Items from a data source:
━━━━

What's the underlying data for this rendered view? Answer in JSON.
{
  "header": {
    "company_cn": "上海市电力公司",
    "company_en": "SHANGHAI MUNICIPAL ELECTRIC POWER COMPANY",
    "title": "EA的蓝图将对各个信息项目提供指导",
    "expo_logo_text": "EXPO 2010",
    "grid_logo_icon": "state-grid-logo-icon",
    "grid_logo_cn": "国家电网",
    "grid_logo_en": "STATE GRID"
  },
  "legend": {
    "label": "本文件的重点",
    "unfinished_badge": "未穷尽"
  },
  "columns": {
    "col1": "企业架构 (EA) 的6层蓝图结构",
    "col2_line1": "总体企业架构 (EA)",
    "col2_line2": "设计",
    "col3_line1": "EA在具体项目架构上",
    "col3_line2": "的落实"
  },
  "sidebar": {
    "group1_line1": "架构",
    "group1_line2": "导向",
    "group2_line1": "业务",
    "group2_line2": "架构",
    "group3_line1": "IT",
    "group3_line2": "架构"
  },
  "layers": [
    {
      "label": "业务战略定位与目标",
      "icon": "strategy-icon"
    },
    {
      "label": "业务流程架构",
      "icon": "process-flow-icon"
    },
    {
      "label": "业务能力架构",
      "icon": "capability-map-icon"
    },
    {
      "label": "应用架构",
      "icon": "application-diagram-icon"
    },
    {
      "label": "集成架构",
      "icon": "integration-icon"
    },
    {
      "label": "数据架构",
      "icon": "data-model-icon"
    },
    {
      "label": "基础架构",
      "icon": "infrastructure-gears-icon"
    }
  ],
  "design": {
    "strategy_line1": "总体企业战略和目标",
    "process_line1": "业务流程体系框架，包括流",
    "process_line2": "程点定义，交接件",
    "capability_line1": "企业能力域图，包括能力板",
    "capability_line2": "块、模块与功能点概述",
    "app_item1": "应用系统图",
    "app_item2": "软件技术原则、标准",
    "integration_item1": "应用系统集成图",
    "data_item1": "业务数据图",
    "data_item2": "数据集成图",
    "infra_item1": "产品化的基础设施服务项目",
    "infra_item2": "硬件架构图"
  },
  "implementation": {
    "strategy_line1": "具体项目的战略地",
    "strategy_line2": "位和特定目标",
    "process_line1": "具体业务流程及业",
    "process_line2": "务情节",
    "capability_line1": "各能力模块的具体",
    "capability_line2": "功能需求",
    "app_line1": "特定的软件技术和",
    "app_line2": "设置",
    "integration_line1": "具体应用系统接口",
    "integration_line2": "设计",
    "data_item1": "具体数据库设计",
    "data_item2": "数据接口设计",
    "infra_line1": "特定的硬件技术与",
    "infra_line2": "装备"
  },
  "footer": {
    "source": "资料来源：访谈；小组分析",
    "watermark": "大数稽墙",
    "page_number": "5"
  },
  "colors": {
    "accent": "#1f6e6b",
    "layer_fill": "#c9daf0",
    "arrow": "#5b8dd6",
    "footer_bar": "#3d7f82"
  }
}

━━━━

▶ _YOUR INSTRUCTIONS_: Track down every line holding the string "label" and copy it.

▶ _SOLUTION TO THIS TASK_:
    "label": "本文件的重点",
      "label": "业务战略定位与目标",
      "label": "业务流程架构",
      "label": "业务能力架构",
      "label": "应用架构",
      "label": "集成架构",
      "label": "数据架构",
      "label": "基础架构",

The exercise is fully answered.